---- Extract provided

Ere was Sydney’s leading scorer with 24 points with Nielsen again standing tall with a double-double (17 points, 10 rebounds). Wheeler made a major contribution off the bench, grabbing 15 rebounds. Sam Mackinnon was the only other West Sydney player to reach double figures with ten points. Aaron Trahair had a particularly bad evening, shooting 0/10 from the field. As this correspondent laid his head down to sleep that Sunday night, he knew that if Game Five was as physical as what he had just seen, the ‘Thriller in Manila’ would have been a cakewalk...

Milestone Alert: This was John Rillie’s 300th NBL game and Brett Wheeler’s 400th NBL game.

Tuesday 6 April 2004
NBL Grand Final Game Five: West Sydney Razorbacks @Sydney Kings.
Final score: Kings 90-Razorbacks 79

A crowd of 9609 (the biggest crowd of the season) packed into the Sydney Entertainment Centre to bear witness to history. Few people in attendance knew of the high drama that played out before the first tip. Referees Bill Mildenhall and Michael Aylen (scheduled to control the decider with Vaughan Mayberry) were trapped at Melbourne’s Tullamarine Airport after a thick bank of fog swamped the area, delaying all flights in and out. After some frantic phone calls across Sydney, Roger Shiels (who ironically worked in avionics at Kingsford-Smith Airport) and Brett Hogan were drafted in as replacements. Shiels was happy to assist the NBL in its hour of need, saying that “I’ve controlled Grand Finals before, just never one this important.”

As the two teams came onto court for the opening tip-off, there was a fevered atmosphere as both sets of fans strove to outdo the other in the volume of their cheering and chanting. West Sydney won the tip and quickly moved the ball to Trahair, who banked in the first shot of the game. From early on, Sydney’s offense was sputtering and they took six possessions and almost three minutes to get their opening score (on a breakaway lay-up by Chris Carrawell). Dwight held the hot hand for the visitors, ripping off eight early points. Trahair also stepped up his play, scoring eight points of his own on 4/6 from the field.

--------

Complete the following —
A. Name every referee mentioned in the basketball report.
B. Pick out each line in the entries that contains the string "legend", and copy those lines.
The entries that come next are unrelated to the basketball report.

---- Dataset records

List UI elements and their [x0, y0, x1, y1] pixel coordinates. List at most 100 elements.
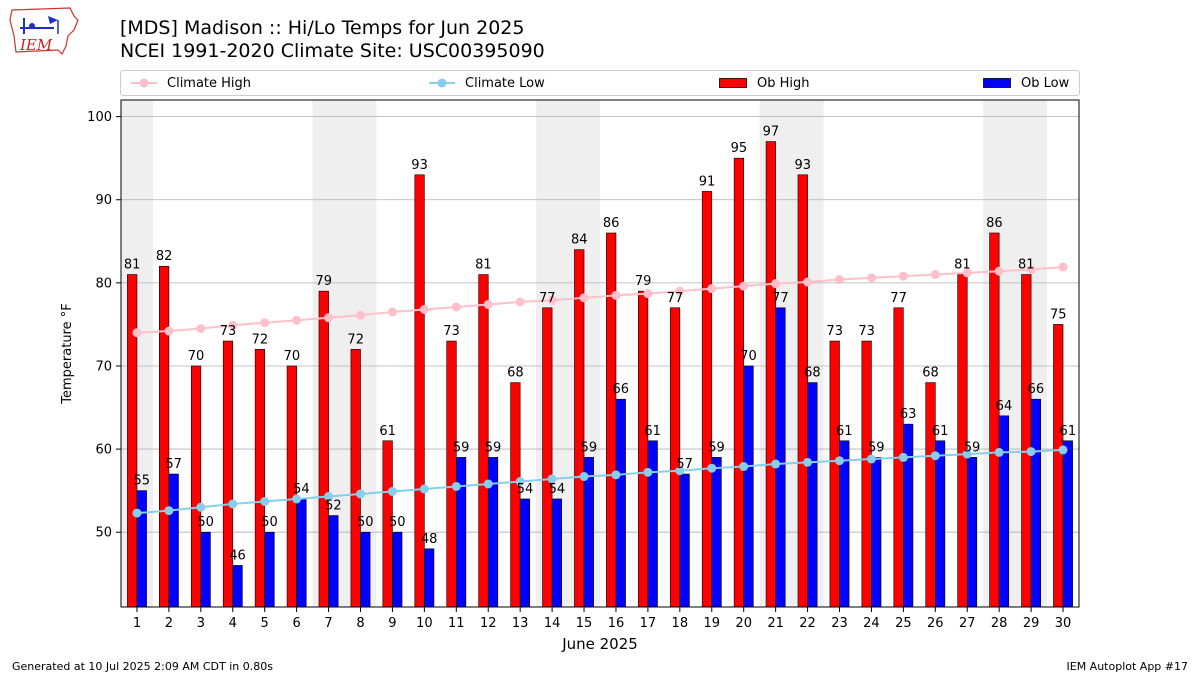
climate-low-point [579, 472, 589, 482]
x-tick-label: 10 [416, 616, 433, 631]
x-tick-label: 20 [735, 616, 752, 631]
climate-high-point [771, 279, 781, 289]
data-label-ob-low: 54 [293, 482, 310, 497]
data-label-ob-low: 59 [453, 440, 470, 455]
climate-low-point [132, 508, 142, 518]
x-tick-label: 30 [1055, 616, 1072, 631]
bar-ob-low [839, 440, 850, 608]
climate-low-point [356, 489, 365, 499]
bar-ob-low [328, 515, 339, 608]
data-label-ob-low: 57 [165, 457, 182, 472]
climate-high-point [356, 310, 365, 320]
climate-high-point [675, 286, 685, 296]
climate-high-point [324, 313, 334, 323]
bar-ob-low [647, 440, 658, 608]
data-label-ob-low: 59 [485, 440, 502, 455]
climate-high-point [547, 295, 557, 305]
climate-low-point [483, 479, 493, 489]
climate-high-point [643, 289, 653, 299]
climate-high-point [1026, 265, 1036, 275]
bar-ob-low [360, 531, 371, 608]
x-tick-label: 4 [229, 616, 237, 631]
bar-ob-high [542, 307, 553, 608]
data-label-ob-high: 73 [826, 324, 843, 339]
climate-low-point [707, 463, 717, 473]
data-label-ob-high: 70 [188, 349, 205, 364]
y-tick-label: 70 [95, 359, 112, 374]
x-tick-label: 26 [927, 616, 944, 631]
data-label-ob-low: 59 [868, 440, 885, 455]
iem-logo: IEM [9, 7, 79, 56]
climate-low-point [547, 474, 557, 484]
climate-low-point [228, 499, 238, 509]
bar-ob-low [679, 473, 690, 608]
bar-ob-high [574, 249, 585, 608]
x-tick-label: 28 [991, 616, 1008, 631]
climate-low-point [1058, 445, 1068, 455]
bar-ob-low [392, 531, 403, 608]
climate-high-point [579, 293, 589, 303]
climate-low-point [164, 506, 174, 516]
x-tick-label: 3 [197, 616, 205, 631]
data-label-ob-low: 77 [772, 291, 789, 306]
bar-ob-low [1030, 398, 1041, 608]
bar-ob-high [606, 232, 617, 608]
data-label-ob-high: 95 [731, 141, 748, 156]
climate-low-point [1026, 447, 1036, 457]
data-label-ob-low: 50 [261, 515, 278, 530]
x-tick-label: 24 [863, 616, 880, 631]
bar-ob-high [159, 265, 170, 608]
data-label-ob-low: 50 [357, 515, 374, 530]
data-label-ob-high: 72 [347, 332, 364, 347]
y-tick-label: 60 [95, 443, 112, 458]
climate-low-point [930, 451, 940, 461]
bar-ob-low [424, 548, 435, 608]
legend-swatch-climate-high [131, 78, 157, 88]
legend-swatch-ob-high [719, 78, 747, 88]
y-tick-label: 90 [95, 193, 112, 208]
climate-high-point [228, 320, 238, 330]
climate-high-point [707, 284, 717, 294]
data-label-ob-low: 54 [549, 482, 566, 497]
data-label-ob-high: 61 [379, 424, 396, 439]
data-label-ob-high: 81 [1018, 258, 1035, 273]
climate-high-point [387, 307, 397, 317]
data-label-ob-high: 81 [475, 258, 492, 273]
bar-ob-low [264, 531, 275, 608]
plot-frame [120, 99, 1080, 608]
bar-ob-high [318, 290, 329, 608]
legend-swatch-climate-low [429, 78, 455, 88]
data-label-ob-high: 93 [411, 158, 428, 173]
climate-low-line [136, 448, 1064, 515]
data-label-ob-high: 84 [571, 233, 588, 248]
bar-ob-high [701, 191, 713, 608]
bar-ob-low [200, 531, 211, 608]
climate-low-point [451, 481, 461, 491]
y-tick-label: 100 [87, 110, 112, 125]
bar-ob-low [168, 473, 179, 608]
x-tick-label: 5 [261, 616, 269, 631]
climate-low-point [771, 459, 781, 469]
data-label-ob-high: 68 [507, 366, 524, 381]
bar-ob-high [765, 141, 776, 608]
bar-ob-low [998, 415, 1010, 608]
data-label-ob-low: 66 [612, 382, 629, 397]
x-tick-label: 23 [831, 616, 848, 631]
climate-low-point [387, 486, 397, 496]
bar-ob-high [638, 290, 649, 608]
climate-low-point [835, 456, 844, 466]
data-label-ob-low: 59 [581, 440, 598, 455]
footer-generated: Generated at 10 Jul 2025 2:09 AM CDT in … [12, 660, 273, 673]
data-label-ob-low: 61 [932, 424, 949, 439]
climate-high-point [994, 266, 1004, 276]
x-tick-label: 2 [165, 616, 173, 631]
climate-low-point [866, 454, 876, 464]
data-label-ob-high: 70 [284, 349, 301, 364]
legend: Climate High Climate Low Ob High Ob Low [120, 70, 1080, 96]
bar-ob-high [989, 232, 1000, 608]
data-label-ob-low: 70 [740, 349, 757, 364]
climate-high-point [739, 281, 749, 291]
data-label-ob-high: 73 [220, 324, 237, 339]
x-tick-label: 1 [133, 616, 141, 631]
climate-high-point [866, 273, 876, 283]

--------

Solutions to each task —
A. Bill Mildenhall, Michael Aylen, Vaughan Mayberry, Roger Shiels, Brett Hogan

B.
legend-swatch-climate-high [131, 78, 157, 88]
legend-swatch-ob-high [719, 78, 747, 88]
legend-swatch-climate-low [429, 78, 455, 88]
legend: Climate High Climate Low Ob High Ob Low [120, 70, 1080, 96]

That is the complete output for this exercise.